Es la diminuta villa de Guaduas por la noche, la tierra de nacimiento de una reciente y controversialmente desmentida Policarpa Salavarrieta. El bus que nos está devolviendo a nuestro pueblo tomó la opción de parar después de pasar tres grandes municipios y algunas decenas de kilómetros. Era el momento de descansar antes de empezar el viaje pleno. 

En escena, se introducen unas luces blancas, un camión transportador de animales vacío y a su lado un asador con cuerpo de chimenea donde un varón delgado con tapabocas voltea cortes rústicos. Un letrero grande con diseño de madera y dos cowboys colombianizados anuncia el nombre: 

BIENVENIDOS 

PARADOR PORTAL CAMPESTRE 

El conductor entra justo al lado izquierdo y emplaza la gran máquina caminante de autopistas en un barrial que funciona como parqueadero. Al frente, una estructura de metal y madera color negro azabache, parecida a una cabaña y establo a la vez, nos saluda. A su alrededor, palmas y palos tupidos y una casa de tejas rojas que funge como hotel campestre.  

Hay cuatro buses al lado de la estructura que esperan a los pasajeros, uno de ellos ya está próximo a marcharse, siendo precedido por un llamado de una dulce pero fuerte voz femenina que reza: 

Pasajeros del bus Copetran 8081 con dirección a las ciudades de Santa Marta y Riohacha, por favor dirigirse de vuelta al transporte 

Al bajarnos, un olor campestre clásico entra a las fosas nasales, mezclado con la esencia contundente de los condimentos de la comida del sitio. En este lugar las mañanas son calientes como sus fogones y el sol caribeño, pero las noches son gélidas como una nevera industrial, y la tierra de alrededor se mezcla entre dos estados, seca o lodazal.  

En el primer piso meseros con camisetas rojas desgastadas, algo motosas o descoloridas en la corrienda llevando platillo servidos en fuertes vajillas de cerámica blanca sin patrones ni detalles, choferes corriendo a los baños, pasajeros comiendo o esperando abordaje, mesas y sillas de madera con el estilo de restaurante campesino, algunas con los colores erosionados y la fragilidad empezando a aflorar, gestan el recibimiento.  

Diagonal a la plataforma esta la cocina y asadero en apresurado y pleno funcionar; a la derecha una tienda con un cerro de manjares blancos, gomas artesanales, conservitas y diminutas botellas de licor local y escaso, habitantes de las bandejas de icopor y papel celofán, esperan para ser escogidos como souvenir a llevar a los parientes de los, en unas horas, visitantes o retornados dentro de sus núcleos; en el centro, esas mesas de madera ya observadas con los comensales; al fondo unas colosales vitrinas gemelas, empañadas por un humeante cerro de fritos caseros resguardados entre los vidrios; y arriba, un segundo piso más proveedor de confort donde los conductores ingieren los componentes del festín andino, hecho con voluntad y técnica casera, para partir con recarga realizada a sus diversas travesías, donde no hay posibilidad de volver a hacer un alto por descanso.

• CONTENIDO DEL LISTADO

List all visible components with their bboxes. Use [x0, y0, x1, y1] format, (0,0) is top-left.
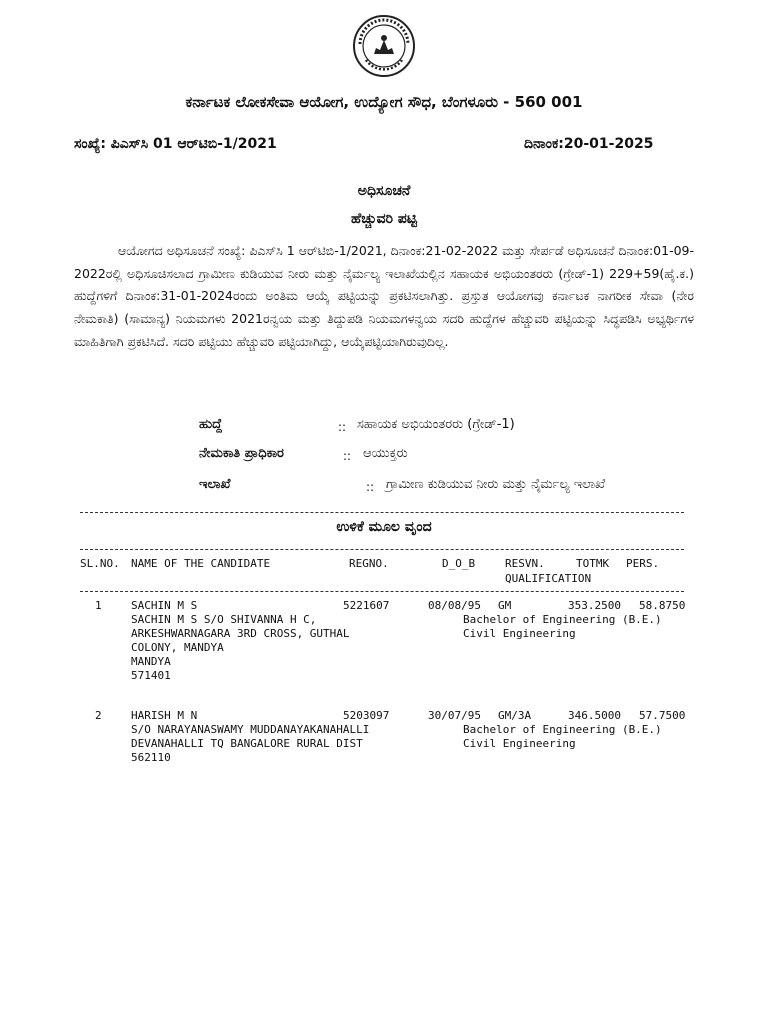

• POR HACER
a) En el texto sobre el parador de Guaduas, ¿qué nombre anuncia el letrero grande con diseño de madera?
b) Reproduce, sin alterar nada, todo lo que va en el texto sobre el parador de Guaduas desde "PARADOR PORTAL CAMPESTRE" hasta "como hotel campestre.".
c) Prosigue el texto sobre el parador de Guaduas a partir del punto en que se detiene.
El listado procede de una fuente ajena al texto sobre el parador de Guaduas.

• RESPUESTAS
a) PARADOR PORTAL CAMPESTRE

b)
PARADOR PORTAL CAMPESTRE 

El conductor entra justo al lado izquierdo y emplaza la gran máquina caminante de autopistas en un barrial que funciona como parqueadero. Al frente, una estructura de metal y madera color negro azabache, parecida a una cabaña y establo a la vez, nos saluda. A su alrededor, palmas y palos tupidos y una casa de tejas rojas que funge como hotel campestre.

c)
A mi acompañante, llamado con iniciales literatas J.V., le comenté al tomar alguno de los asientos con la madera descolorándose y ubicado debajo de las escaleras que dan al Valhala busetero materializado en un piso exclusivo: 

– J.V., ¿Por qué será que paran tanto los buses aquí? Esto no se divisa como un parador cualquiera presentado como otra opción más para cada decisión de detenerse a descansar que hagan los choferes. Esto es algo más importante 

La pregunta venia con antecedentes, en nuestro viaje de ida ya habíamos hecho una parada aquí, pero con el firmamento despejado; el sol supervisor empañando con su brillo la mirada a la carretera y al resto del caserío; y con un joven de agudo acento antioqueño muy mediático y llamativo, vestido en gorra vieja y camiseta azul de algodón sofocante ofreciendo los platillos de la mañana y mediodía con desafiantes frases, no tan ajustadas al contexto de ese día, que decían: 

– ¿Ya comió? Porque me contaron que para llegar a Bogotá son cinco horas las que hay por el plan retorno. 

Y en esas horas, así como en esta noche, la escena de un quinteto de buses recostados y alineados junto a la casa de acero azabache y fronteando a algunas mesas de madera desgastadas era la presentada a los clientes y la que estaba emplazada detrás de nosotros. Todos tenían las libreas de un mismo grupo de magnas transportadoras como Brasilia, CopetranUnitransco o Bolivariano.  

Al escuchar mi interrogante, J.V. responde con distracción y despreocupación: 

– No sé, aunque este parador es excelente, parece que todos en esta ruta paran exclusivamente aquí, debe haber algún tipo de convenio o algo así.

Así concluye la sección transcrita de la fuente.